Source records
╔══

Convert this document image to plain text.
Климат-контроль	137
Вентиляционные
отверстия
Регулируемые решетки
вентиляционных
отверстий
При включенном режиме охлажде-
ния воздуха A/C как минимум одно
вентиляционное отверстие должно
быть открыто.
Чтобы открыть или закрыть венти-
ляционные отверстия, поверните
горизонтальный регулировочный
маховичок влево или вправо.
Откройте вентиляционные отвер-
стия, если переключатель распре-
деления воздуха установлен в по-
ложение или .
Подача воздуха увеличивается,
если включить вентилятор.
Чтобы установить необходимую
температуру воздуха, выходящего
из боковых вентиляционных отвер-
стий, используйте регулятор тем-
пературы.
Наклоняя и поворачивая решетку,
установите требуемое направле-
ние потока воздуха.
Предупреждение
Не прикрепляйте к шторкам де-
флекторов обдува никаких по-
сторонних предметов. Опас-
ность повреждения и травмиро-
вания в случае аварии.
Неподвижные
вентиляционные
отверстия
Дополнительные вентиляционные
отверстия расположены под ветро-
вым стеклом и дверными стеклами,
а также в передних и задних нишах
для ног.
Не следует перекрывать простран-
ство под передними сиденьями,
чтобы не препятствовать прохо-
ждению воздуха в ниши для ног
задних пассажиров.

╚══

__Aim of the task__
Extract each line of the material exactly as it stands.

__Exercise response__
Convert this document image to plain text.
Климат-контроль	137
Вентиляционные
отверстия
Регулируемые решетки
вентиляционных
отверстий
При включенном режиме охлажде-
ния воздуха A/C как минимум одно
вентиляционное отверстие должно
быть открыто.
Чтобы открыть или закрыть венти-
ляционные отверстия, поверните
горизонтальный регулировочный
маховичок влево или вправо.
Откройте вентиляционные отвер-
стия, если переключатель распре-
деления воздуха установлен в по-
ложение или .
Подача воздуха увеличивается,
если включить вентилятор.
Чтобы установить необходимую
температуру воздуха, выходящего
из боковых вентиляционных отвер-
стий, используйте регулятор тем-
пературы.
Наклоняя и поворачивая решетку,
установите требуемое направле-
ние потока воздуха.
Предупреждение
Не прикрепляйте к шторкам де-
флекторов обдува никаких по-
сторонних предметов. Опас-
ность повреждения и травмиро-
вания в случае аварии.
Неподвижные
вентиляционные
отверстия
Дополнительные вентиляционные
отверстия расположены под ветро-
вым стеклом и дверными стеклами,
а также в передних и задних нишах
для ног.
Не следует перекрывать простран-
ство под передними сиденьями,
чтобы не препятствовать прохо-
ждению воздуха в ниши для ног
задних пассажиров.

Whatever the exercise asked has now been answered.